**STATED GOAL:**
Give only the number of lines in the data that include the string "Moto".

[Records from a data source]
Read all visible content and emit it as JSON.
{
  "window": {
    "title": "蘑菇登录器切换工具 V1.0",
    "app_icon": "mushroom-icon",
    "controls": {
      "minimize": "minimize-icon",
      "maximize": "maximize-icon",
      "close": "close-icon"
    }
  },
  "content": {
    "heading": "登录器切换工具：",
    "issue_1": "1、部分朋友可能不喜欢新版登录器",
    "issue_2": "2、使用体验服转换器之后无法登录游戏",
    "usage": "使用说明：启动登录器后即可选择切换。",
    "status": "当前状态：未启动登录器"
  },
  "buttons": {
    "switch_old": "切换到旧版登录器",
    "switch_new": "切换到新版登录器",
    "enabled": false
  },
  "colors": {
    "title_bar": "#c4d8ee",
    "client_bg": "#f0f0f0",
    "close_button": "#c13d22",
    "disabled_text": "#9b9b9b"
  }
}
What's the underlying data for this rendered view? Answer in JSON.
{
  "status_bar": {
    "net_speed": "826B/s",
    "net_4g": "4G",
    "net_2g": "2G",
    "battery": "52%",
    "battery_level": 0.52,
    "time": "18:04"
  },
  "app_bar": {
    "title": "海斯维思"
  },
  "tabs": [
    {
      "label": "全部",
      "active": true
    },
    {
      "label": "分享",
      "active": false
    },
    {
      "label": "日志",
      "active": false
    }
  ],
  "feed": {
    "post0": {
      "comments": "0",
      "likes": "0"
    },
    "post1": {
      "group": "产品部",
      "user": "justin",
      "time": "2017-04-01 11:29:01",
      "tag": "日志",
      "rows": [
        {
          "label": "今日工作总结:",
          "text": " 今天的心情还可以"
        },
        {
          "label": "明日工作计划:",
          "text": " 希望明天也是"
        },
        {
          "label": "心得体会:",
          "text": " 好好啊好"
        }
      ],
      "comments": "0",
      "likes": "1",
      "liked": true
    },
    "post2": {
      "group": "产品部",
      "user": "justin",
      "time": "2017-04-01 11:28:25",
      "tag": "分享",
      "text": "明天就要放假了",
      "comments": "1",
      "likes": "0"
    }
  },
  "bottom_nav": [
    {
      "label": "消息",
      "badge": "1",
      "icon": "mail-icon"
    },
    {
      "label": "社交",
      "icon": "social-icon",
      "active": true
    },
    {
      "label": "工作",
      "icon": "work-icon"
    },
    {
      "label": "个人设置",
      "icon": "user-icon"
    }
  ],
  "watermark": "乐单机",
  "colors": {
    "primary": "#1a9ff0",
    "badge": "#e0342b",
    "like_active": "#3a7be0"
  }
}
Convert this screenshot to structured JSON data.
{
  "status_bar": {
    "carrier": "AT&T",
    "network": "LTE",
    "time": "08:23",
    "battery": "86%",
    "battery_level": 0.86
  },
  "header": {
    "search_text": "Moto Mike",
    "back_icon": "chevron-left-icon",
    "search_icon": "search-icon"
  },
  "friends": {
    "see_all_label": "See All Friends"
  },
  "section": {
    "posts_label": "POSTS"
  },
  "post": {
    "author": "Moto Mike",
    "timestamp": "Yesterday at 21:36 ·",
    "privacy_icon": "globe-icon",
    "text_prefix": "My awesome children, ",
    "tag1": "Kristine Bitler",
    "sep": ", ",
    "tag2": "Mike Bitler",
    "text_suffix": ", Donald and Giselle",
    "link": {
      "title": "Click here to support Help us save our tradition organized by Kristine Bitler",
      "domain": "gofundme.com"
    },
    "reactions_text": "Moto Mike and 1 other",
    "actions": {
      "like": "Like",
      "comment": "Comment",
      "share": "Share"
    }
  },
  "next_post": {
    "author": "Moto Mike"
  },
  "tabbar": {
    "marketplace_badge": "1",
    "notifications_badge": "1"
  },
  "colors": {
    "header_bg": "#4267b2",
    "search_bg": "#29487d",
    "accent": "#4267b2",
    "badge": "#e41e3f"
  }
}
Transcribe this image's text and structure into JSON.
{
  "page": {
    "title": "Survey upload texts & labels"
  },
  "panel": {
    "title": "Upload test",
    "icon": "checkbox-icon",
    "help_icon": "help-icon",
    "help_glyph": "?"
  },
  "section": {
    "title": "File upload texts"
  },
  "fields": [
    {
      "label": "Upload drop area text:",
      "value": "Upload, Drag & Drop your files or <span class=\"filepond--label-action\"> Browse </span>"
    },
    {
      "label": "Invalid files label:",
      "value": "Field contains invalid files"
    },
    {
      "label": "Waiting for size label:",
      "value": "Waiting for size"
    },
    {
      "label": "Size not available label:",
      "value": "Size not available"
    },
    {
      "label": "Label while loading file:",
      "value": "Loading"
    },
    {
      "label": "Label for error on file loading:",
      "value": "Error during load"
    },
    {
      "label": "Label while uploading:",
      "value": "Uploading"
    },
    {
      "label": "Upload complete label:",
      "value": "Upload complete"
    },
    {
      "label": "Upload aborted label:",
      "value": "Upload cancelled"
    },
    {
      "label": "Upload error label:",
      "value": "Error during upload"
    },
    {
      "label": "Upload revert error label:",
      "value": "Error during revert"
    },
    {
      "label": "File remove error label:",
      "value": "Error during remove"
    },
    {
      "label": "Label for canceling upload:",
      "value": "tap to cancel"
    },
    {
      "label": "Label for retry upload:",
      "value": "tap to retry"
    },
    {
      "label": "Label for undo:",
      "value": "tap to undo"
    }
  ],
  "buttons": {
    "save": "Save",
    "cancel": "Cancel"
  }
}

**TASK RESULT:**
4